--- Begin MATERIAL TO PROCESS ---
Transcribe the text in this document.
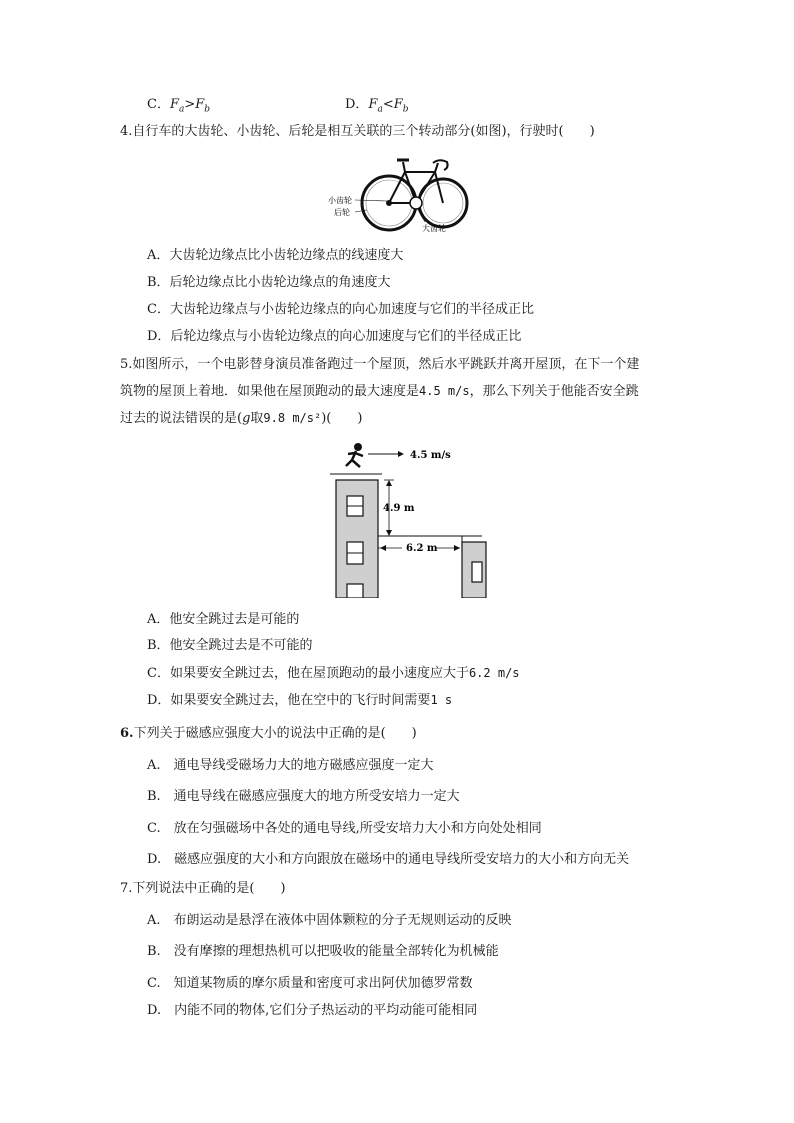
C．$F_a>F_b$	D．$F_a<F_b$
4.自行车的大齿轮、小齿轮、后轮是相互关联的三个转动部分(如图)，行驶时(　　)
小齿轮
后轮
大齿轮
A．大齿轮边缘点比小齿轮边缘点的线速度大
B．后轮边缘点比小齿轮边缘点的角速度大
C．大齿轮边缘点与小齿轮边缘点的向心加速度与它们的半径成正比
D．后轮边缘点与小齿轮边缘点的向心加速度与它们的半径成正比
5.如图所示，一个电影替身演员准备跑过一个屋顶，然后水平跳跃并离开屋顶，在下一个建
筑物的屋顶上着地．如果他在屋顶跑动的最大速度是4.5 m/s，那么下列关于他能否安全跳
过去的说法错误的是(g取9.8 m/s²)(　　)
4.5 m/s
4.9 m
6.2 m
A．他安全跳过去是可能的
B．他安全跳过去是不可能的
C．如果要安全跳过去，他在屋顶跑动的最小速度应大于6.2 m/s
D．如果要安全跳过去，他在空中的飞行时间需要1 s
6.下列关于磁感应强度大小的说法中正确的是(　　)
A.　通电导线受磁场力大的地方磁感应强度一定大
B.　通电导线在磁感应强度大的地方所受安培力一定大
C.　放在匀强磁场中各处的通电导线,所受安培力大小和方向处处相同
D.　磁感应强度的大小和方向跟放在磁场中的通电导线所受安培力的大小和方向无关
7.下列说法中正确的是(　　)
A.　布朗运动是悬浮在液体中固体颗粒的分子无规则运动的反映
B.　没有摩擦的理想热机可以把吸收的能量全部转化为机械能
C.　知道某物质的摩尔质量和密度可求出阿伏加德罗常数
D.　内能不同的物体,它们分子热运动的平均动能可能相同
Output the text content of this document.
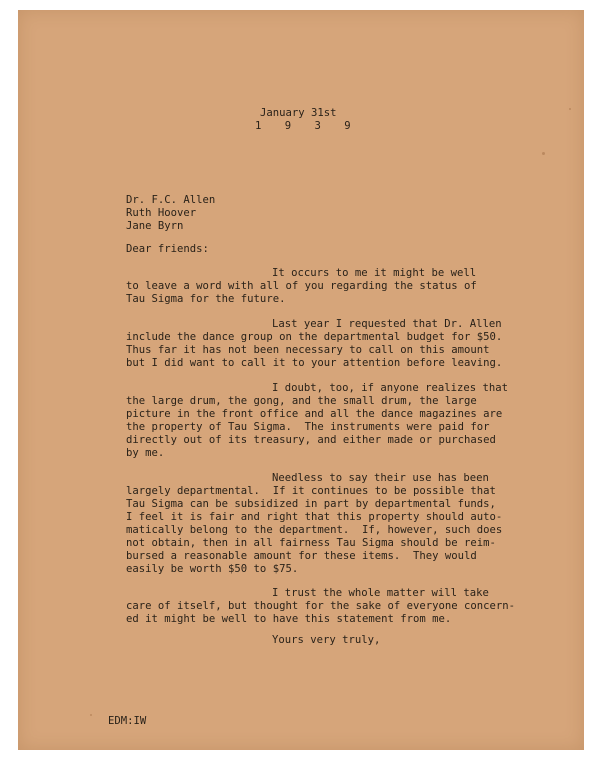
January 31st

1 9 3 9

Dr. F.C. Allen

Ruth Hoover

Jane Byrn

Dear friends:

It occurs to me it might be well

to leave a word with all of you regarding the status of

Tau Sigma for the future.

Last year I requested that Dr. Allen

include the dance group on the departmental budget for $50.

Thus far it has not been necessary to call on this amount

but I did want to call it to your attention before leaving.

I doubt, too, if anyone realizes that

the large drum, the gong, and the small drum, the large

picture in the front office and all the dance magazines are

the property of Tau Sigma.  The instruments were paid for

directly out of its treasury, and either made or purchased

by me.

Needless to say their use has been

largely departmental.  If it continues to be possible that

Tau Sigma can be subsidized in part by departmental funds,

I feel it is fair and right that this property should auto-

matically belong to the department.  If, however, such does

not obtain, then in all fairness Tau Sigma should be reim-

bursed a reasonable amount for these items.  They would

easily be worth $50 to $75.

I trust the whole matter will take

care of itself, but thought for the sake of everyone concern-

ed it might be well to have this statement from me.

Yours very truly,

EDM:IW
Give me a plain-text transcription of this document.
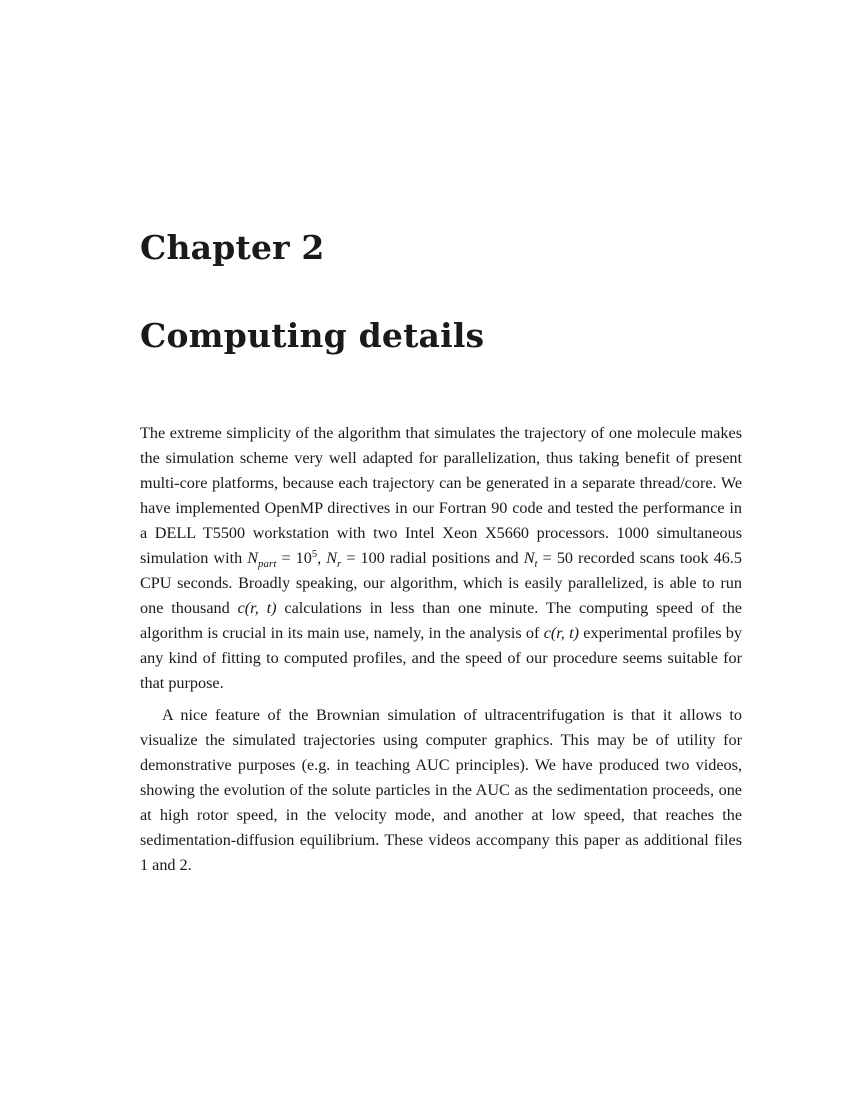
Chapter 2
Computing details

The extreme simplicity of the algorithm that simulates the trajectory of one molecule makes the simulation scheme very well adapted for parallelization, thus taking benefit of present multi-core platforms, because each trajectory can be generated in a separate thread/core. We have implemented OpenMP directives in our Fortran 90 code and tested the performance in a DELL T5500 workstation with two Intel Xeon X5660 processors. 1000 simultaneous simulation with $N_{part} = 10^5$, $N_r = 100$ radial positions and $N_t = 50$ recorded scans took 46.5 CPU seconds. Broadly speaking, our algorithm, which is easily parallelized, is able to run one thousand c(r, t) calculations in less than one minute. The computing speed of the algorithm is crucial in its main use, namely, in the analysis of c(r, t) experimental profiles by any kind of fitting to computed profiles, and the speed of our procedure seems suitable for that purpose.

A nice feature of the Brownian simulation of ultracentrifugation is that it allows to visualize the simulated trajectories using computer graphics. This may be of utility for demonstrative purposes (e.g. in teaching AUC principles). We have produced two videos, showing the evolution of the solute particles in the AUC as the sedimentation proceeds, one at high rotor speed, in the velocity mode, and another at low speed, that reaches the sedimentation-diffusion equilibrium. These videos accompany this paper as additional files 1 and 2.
--- End MATERIAL TO PROCESS ---
**WRITTEN REQUEST**:
Omit all pictures while transcribing the entries verbatim.

**ANSWER**:
Transcribe the text in this document.
C．$F_a>F_b$	D．$F_a<F_b$
4.自行车的大齿轮、小齿轮、后轮是相互关联的三个转动部分(如图)，行驶时(　　)
小齿轮
后轮
大齿轮
A．大齿轮边缘点比小齿轮边缘点的线速度大
B．后轮边缘点比小齿轮边缘点的角速度大
C．大齿轮边缘点与小齿轮边缘点的向心加速度与它们的半径成正比
D．后轮边缘点与小齿轮边缘点的向心加速度与它们的半径成正比
5.如图所示，一个电影替身演员准备跑过一个屋顶，然后水平跳跃并离开屋顶，在下一个建
筑物的屋顶上着地．如果他在屋顶跑动的最大速度是4.5 m/s，那么下列关于他能否安全跳
过去的说法错误的是(g取9.8 m/s²)(　　)
4.5 m/s
4.9 m
6.2 m
A．他安全跳过去是可能的
B．他安全跳过去是不可能的
C．如果要安全跳过去，他在屋顶跑动的最小速度应大于6.2 m/s
D．如果要安全跳过去，他在空中的飞行时间需要1 s
6.下列关于磁感应强度大小的说法中正确的是(　　)
A.　通电导线受磁场力大的地方磁感应强度一定大
B.　通电导线在磁感应强度大的地方所受安培力一定大
C.　放在匀强磁场中各处的通电导线,所受安培力大小和方向处处相同
D.　磁感应强度的大小和方向跟放在磁场中的通电导线所受安培力的大小和方向无关
7.下列说法中正确的是(　　)
A.　布朗运动是悬浮在液体中固体颗粒的分子无规则运动的反映
B.　没有摩擦的理想热机可以把吸收的能量全部转化为机械能
C.　知道某物质的摩尔质量和密度可求出阿伏加德罗常数
D.　内能不同的物体,它们分子热运动的平均动能可能相同
Output the text content of this document.
January 31st

1 9 3 9

Dr. F.C. Allen

Ruth Hoover

Jane Byrn

Dear friends:

It occurs to me it might be well

to leave a word with all of you regarding the status of

Tau Sigma for the future.

Last year I requested that Dr. Allen

include the dance group on the departmental budget for $50.

Thus far it has not been necessary to call on this amount

but I did want to call it to your attention before leaving.

I doubt, too, if anyone realizes that

the large drum, the gong, and the small drum, the large

picture in the front office and all the dance magazines are

the property of Tau Sigma.  The instruments were paid for

directly out of its treasury, and either made or purchased

by me.

Needless to say their use has been

largely departmental.  If it continues to be possible that

Tau Sigma can be subsidized in part by departmental funds,

I feel it is fair and right that this property should auto-

matically belong to the department.  If, however, such does

not obtain, then in all fairness Tau Sigma should be reim-

bursed a reasonable amount for these items.  They would

easily be worth $50 to $75.

I trust the whole matter will take

care of itself, but thought for the sake of everyone concern-

ed it might be well to have this statement from me.

Yours very truly,

EDM:IW
Give me a plain-text transcription of this document.
Chapter 2
Computing details

The extreme simplicity of the algorithm that simulates the trajectory of one molecule makes the simulation scheme very well adapted for parallelization, thus taking benefit of present multi-core platforms, because each trajectory can be generated in a separate thread/core. We have implemented OpenMP directives in our Fortran 90 code and tested the performance in a DELL T5500 workstation with two Intel Xeon X5660 processors. 1000 simultaneous simulation with $N_{part} = 10^5$, $N_r = 100$ radial positions and $N_t = 50$ recorded scans took 46.5 CPU seconds. Broadly speaking, our algorithm, which is easily parallelized, is able to run one thousand c(r, t) calculations in less than one minute. The computing speed of the algorithm is crucial in its main use, namely, in the analysis of c(r, t) experimental profiles by any kind of fitting to computed profiles, and the speed of our procedure seems suitable for that purpose.

A nice feature of the Brownian simulation of ultracentrifugation is that it allows to visualize the simulated trajectories using computer graphics. This may be of utility for demonstrative purposes (e.g. in teaching AUC principles). We have produced two videos, showing the evolution of the solute particles in the AUC as the sedimentation proceeds, one at high rotor speed, in the velocity mode, and another at low speed, that reaches the sedimentation-diffusion equilibrium. These videos accompany this paper as additional files 1 and 2.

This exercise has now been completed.